Requirement =
Copy the lines holding the word "Fernseher", all of them.

## Begin Record extracts

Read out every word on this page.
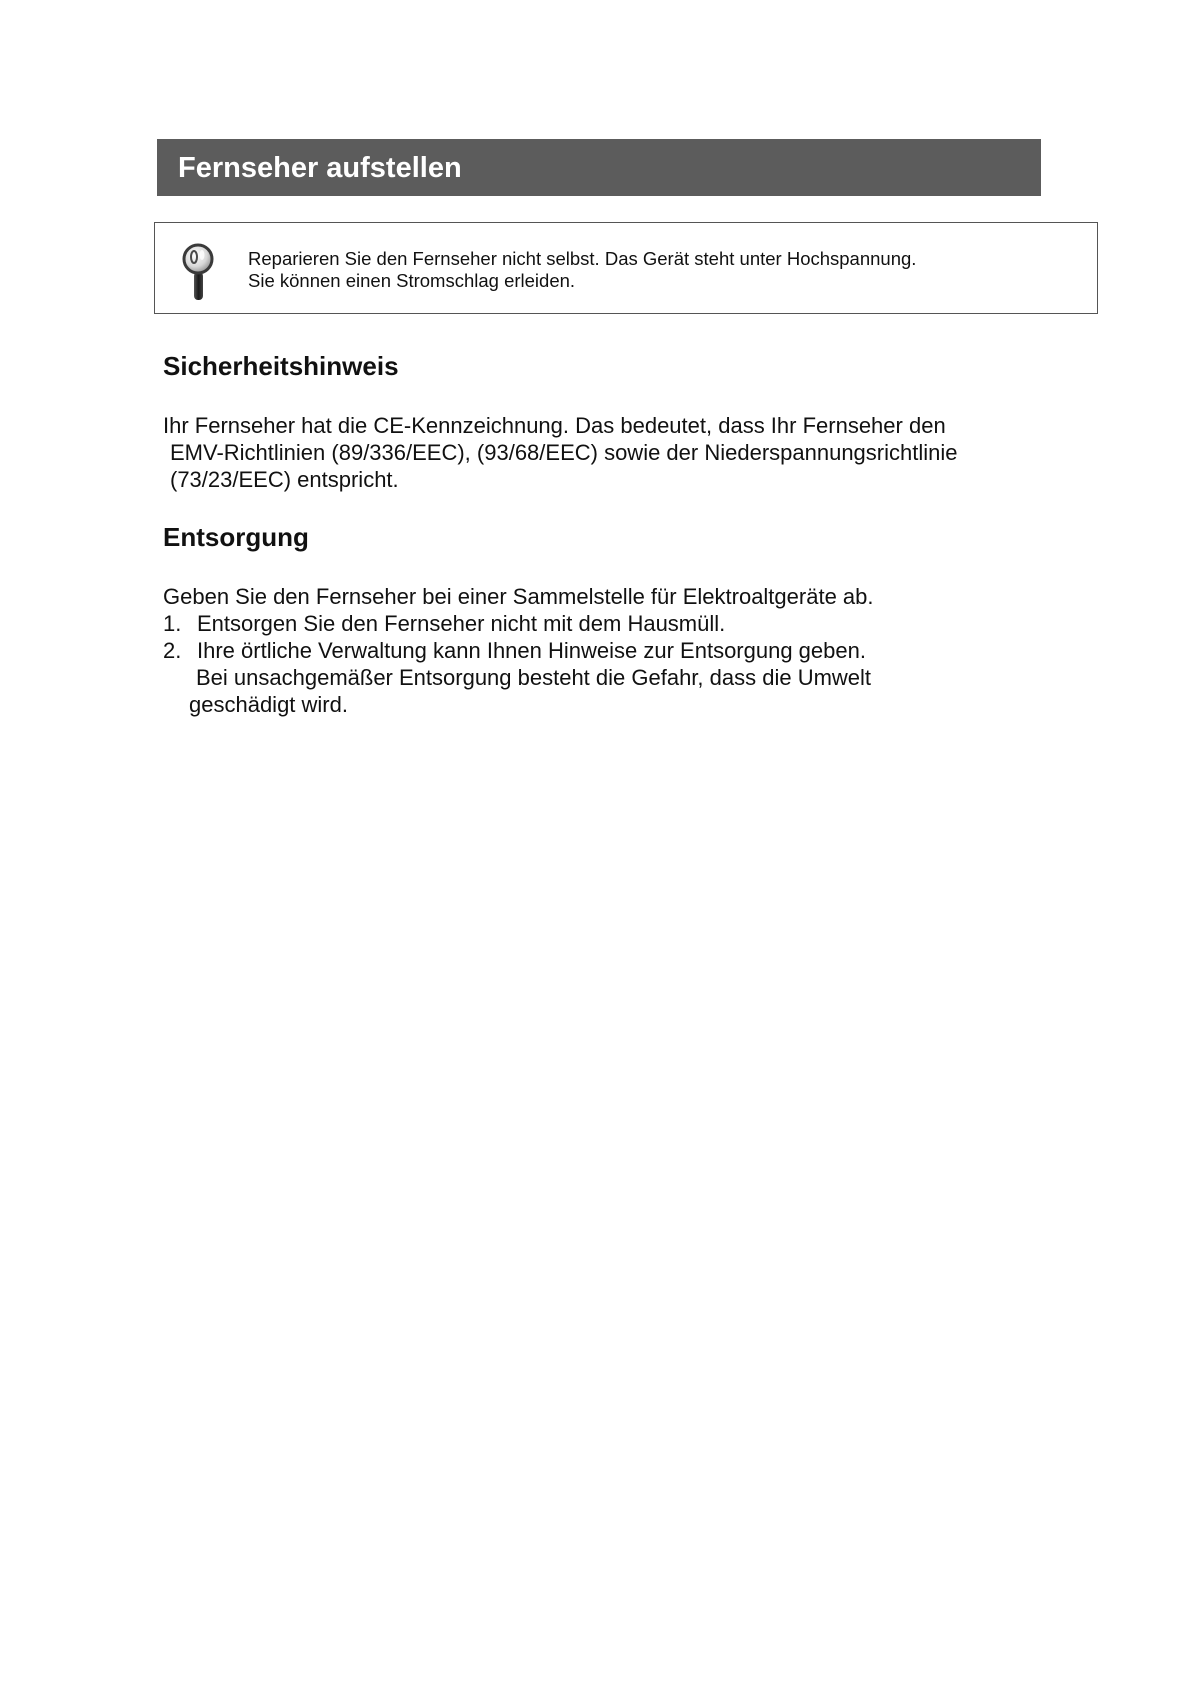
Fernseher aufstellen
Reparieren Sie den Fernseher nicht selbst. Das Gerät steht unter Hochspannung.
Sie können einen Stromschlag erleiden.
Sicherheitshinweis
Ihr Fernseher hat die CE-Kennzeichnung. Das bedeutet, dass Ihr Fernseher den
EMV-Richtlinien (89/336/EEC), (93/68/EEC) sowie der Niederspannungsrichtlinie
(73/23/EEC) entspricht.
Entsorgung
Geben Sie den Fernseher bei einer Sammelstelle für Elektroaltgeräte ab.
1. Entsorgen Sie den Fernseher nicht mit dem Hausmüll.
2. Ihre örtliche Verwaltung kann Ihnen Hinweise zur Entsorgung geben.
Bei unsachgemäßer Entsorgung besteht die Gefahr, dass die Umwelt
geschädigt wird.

## End Record extracts
## Begin Record extracts

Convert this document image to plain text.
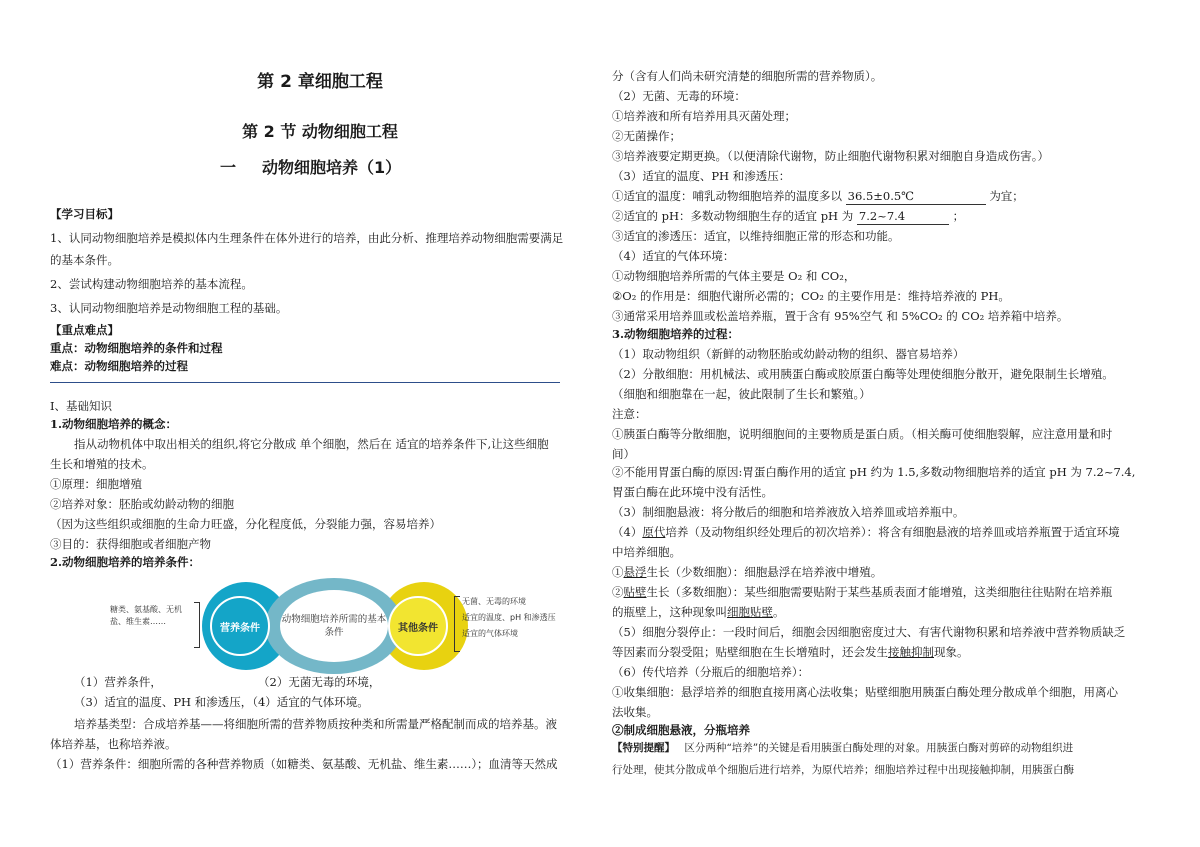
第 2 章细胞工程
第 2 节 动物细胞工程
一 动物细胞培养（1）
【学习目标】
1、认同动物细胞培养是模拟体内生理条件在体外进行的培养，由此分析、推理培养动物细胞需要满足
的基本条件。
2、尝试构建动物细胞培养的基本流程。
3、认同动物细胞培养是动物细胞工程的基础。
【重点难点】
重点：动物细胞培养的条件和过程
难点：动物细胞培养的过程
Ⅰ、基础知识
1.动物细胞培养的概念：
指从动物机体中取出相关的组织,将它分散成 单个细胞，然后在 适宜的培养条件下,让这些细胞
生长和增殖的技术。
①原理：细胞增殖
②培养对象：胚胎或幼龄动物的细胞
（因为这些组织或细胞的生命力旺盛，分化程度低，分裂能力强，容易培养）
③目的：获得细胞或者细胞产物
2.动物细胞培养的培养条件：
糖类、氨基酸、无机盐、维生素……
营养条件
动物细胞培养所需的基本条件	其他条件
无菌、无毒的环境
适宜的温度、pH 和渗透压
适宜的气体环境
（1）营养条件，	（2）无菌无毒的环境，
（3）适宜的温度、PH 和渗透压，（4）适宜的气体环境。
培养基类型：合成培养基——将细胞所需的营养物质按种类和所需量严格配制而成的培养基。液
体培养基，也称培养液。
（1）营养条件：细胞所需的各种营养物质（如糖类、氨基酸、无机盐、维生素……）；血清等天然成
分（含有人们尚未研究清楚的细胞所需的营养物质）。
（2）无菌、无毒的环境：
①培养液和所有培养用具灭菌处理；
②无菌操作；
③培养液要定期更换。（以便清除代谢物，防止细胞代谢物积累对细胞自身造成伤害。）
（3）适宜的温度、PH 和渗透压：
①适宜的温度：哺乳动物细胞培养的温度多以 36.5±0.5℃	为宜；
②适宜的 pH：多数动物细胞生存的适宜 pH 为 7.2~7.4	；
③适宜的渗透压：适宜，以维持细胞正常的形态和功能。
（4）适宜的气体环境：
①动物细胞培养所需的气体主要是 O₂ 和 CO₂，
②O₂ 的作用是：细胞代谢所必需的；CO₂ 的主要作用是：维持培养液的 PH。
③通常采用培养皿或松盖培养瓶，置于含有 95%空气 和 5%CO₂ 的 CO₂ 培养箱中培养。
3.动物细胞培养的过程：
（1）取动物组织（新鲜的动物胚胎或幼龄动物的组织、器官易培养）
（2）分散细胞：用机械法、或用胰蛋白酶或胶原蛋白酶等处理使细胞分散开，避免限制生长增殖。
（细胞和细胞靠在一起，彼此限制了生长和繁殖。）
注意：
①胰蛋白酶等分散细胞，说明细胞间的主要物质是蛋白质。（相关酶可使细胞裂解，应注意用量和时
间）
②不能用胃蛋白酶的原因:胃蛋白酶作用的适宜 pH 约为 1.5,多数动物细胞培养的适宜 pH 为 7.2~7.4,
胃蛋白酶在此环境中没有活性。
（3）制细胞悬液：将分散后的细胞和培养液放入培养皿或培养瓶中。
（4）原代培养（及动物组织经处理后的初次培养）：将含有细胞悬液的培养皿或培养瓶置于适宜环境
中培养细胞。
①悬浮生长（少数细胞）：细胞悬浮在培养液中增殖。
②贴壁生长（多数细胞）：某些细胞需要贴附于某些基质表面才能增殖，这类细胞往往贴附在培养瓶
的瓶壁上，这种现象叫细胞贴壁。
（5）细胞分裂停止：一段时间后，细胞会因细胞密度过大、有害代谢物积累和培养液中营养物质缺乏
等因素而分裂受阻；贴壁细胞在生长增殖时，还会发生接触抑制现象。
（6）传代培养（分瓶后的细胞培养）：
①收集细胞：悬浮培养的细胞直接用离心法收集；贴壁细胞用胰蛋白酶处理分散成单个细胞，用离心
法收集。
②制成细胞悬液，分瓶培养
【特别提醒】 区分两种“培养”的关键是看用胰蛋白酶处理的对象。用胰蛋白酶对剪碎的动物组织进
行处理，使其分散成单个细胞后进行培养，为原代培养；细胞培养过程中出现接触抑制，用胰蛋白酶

## End Record extracts

Answer to this problem =
Fernseher aufstellen
Reparieren Sie den Fernseher nicht selbst. Das Gerät steht unter Hochspannung.
Ihr Fernseher hat die CE-Kennzeichnung. Das bedeutet, dass Ihr Fernseher den
Geben Sie den Fernseher bei einer Sammelstelle für Elektroaltgeräte ab.
1. Entsorgen Sie den Fernseher nicht mit dem Hausmüll.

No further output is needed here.